[Data records]
********

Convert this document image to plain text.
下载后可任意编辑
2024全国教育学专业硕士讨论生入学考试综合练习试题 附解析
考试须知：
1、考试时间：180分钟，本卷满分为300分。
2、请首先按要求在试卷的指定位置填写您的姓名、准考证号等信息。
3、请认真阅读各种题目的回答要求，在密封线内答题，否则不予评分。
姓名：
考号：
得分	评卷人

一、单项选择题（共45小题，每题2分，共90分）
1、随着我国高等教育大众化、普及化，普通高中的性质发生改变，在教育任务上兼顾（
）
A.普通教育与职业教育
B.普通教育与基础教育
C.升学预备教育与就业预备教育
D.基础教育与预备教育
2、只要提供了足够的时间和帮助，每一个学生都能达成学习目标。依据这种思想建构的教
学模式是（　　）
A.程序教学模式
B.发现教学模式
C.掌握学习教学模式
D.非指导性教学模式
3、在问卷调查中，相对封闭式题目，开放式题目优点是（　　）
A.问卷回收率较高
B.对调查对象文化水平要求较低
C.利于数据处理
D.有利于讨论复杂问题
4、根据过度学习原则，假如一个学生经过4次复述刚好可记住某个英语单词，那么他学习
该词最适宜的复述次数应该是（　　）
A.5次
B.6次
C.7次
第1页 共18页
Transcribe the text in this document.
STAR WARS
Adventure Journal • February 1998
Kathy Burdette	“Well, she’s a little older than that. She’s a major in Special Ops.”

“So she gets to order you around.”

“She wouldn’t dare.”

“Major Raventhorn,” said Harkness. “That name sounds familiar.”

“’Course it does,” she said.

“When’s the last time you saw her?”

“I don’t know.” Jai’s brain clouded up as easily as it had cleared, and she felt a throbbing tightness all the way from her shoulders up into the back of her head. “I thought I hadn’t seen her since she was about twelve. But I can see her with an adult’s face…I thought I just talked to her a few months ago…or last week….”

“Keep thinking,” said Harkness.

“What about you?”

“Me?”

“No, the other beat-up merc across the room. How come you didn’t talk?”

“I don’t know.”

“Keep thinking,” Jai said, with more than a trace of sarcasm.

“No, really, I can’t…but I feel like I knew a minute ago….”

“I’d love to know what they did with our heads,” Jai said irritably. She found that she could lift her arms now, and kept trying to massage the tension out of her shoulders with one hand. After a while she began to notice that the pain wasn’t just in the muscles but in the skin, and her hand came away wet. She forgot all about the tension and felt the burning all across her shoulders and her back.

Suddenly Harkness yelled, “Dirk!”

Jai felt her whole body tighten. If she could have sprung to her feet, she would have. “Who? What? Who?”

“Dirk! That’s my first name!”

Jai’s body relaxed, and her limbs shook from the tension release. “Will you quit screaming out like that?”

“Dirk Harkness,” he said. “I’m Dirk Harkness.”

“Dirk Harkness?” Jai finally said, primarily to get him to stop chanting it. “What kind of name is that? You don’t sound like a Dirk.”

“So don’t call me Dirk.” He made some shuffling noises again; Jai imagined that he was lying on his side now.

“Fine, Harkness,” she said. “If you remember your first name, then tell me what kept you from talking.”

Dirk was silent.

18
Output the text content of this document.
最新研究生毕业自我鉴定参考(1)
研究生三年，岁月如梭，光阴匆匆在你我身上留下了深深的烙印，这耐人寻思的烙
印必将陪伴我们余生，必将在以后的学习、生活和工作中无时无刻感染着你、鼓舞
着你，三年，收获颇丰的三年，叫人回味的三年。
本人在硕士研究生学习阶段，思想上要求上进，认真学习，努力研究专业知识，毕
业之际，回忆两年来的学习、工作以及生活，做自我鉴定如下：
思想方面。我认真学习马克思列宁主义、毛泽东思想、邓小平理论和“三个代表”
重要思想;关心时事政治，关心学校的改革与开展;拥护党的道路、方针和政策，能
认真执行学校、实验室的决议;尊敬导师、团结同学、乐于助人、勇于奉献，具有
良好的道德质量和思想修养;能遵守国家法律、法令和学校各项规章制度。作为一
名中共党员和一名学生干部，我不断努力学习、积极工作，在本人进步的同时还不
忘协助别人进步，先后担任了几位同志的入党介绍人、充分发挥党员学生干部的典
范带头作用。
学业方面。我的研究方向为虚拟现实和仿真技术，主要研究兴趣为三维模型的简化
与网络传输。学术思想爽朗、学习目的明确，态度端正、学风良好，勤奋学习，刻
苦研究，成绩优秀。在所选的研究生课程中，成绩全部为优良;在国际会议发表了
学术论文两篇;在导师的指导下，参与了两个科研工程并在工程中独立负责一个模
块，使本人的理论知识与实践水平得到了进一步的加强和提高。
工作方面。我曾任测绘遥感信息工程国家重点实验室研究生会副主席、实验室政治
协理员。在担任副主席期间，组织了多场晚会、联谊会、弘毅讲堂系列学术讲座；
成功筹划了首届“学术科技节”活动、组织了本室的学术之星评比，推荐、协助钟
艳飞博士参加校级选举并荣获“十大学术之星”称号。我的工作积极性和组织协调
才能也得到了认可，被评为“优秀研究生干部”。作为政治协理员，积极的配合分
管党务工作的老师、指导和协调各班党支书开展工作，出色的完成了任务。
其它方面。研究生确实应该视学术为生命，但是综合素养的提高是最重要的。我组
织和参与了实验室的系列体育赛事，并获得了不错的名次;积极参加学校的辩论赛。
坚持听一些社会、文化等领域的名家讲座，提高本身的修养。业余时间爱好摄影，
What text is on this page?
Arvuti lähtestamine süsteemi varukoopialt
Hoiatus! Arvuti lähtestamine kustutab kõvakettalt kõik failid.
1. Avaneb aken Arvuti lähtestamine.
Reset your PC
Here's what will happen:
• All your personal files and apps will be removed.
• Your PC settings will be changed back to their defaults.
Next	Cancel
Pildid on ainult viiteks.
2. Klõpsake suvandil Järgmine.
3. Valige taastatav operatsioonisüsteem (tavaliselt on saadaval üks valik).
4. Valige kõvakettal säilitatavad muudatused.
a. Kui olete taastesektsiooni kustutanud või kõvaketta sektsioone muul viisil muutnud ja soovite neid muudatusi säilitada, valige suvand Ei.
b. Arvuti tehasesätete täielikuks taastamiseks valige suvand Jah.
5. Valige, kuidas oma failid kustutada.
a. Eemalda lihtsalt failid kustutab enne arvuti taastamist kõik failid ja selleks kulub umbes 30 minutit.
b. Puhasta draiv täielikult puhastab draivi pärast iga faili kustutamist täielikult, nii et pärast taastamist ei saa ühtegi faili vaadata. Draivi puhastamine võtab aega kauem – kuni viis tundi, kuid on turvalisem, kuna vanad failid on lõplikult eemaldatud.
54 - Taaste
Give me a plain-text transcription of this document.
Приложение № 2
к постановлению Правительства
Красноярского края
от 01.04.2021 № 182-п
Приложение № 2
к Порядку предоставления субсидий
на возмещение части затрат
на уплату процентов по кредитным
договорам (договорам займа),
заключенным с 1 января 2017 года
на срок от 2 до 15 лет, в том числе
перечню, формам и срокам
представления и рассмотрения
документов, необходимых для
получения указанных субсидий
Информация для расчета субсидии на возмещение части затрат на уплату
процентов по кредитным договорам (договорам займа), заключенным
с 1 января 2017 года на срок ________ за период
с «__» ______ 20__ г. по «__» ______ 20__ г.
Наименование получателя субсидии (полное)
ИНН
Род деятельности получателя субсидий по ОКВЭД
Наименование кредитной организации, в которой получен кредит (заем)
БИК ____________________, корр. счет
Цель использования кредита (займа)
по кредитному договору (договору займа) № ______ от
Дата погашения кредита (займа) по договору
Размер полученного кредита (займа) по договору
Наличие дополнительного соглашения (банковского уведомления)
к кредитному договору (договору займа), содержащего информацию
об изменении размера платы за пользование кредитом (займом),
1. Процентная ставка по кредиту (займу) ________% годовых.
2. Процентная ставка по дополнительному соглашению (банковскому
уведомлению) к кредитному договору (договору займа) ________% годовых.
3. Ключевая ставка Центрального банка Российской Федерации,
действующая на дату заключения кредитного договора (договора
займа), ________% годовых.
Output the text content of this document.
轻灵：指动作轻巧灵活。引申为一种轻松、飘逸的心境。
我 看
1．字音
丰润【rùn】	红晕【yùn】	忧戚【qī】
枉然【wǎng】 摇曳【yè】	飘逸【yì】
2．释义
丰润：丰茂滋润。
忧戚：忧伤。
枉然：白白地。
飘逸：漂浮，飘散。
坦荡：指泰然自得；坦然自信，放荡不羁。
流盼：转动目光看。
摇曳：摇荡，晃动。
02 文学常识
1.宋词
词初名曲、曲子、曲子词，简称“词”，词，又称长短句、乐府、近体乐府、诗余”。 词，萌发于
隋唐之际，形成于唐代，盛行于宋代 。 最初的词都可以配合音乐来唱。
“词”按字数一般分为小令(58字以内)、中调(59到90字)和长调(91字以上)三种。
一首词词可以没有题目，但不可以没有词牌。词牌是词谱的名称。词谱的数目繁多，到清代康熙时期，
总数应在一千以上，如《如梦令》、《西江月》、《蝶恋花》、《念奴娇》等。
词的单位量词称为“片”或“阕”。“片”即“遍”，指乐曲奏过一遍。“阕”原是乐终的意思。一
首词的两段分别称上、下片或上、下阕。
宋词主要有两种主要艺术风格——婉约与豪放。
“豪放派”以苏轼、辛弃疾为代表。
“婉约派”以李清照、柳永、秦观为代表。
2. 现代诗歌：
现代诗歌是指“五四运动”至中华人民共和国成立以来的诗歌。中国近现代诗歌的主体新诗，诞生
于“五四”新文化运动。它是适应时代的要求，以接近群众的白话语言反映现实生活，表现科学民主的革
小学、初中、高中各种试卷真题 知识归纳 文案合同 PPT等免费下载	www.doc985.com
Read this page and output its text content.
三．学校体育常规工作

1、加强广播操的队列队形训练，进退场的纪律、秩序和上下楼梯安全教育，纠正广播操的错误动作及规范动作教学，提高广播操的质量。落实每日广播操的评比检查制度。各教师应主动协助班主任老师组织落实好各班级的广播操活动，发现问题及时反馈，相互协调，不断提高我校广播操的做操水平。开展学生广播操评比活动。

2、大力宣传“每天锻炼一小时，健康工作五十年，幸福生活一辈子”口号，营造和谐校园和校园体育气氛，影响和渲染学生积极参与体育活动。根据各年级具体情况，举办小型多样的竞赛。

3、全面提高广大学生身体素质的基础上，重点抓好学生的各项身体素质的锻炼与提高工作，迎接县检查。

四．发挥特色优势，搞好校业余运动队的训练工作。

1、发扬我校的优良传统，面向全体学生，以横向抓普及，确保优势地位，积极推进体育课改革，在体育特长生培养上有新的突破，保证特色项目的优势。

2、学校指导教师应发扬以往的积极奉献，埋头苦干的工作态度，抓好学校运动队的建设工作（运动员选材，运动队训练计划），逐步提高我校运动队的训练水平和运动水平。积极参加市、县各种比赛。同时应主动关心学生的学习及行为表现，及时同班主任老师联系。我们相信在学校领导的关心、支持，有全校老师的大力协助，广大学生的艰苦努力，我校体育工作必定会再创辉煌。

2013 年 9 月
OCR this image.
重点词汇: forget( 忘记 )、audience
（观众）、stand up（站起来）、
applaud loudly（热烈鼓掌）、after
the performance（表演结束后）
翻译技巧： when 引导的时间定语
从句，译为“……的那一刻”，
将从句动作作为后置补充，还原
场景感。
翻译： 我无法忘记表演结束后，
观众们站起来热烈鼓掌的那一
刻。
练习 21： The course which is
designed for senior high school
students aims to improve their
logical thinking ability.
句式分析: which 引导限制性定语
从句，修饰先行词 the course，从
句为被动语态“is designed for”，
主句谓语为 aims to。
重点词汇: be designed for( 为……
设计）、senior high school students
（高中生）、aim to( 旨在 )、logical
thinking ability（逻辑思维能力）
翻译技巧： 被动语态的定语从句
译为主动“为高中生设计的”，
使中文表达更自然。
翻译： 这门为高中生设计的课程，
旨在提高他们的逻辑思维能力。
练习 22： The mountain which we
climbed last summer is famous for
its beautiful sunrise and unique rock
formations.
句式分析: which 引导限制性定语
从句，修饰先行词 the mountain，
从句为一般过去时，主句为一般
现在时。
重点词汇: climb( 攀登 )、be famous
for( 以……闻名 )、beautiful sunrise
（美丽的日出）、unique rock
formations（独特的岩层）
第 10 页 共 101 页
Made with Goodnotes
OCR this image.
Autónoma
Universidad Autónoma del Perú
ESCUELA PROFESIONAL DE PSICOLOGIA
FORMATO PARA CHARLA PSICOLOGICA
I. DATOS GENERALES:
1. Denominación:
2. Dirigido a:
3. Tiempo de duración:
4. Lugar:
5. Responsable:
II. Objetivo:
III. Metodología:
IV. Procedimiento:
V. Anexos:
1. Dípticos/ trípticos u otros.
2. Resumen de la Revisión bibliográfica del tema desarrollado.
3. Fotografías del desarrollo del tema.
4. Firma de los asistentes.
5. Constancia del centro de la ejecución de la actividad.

********

Problem requirements → Take every line from the records above that has the word "кредита" and copy it.

Exercise output →
Цель использования кредита (займа)
Дата погашения кредита (займа) по договору
Размер полученного кредита (займа) по договору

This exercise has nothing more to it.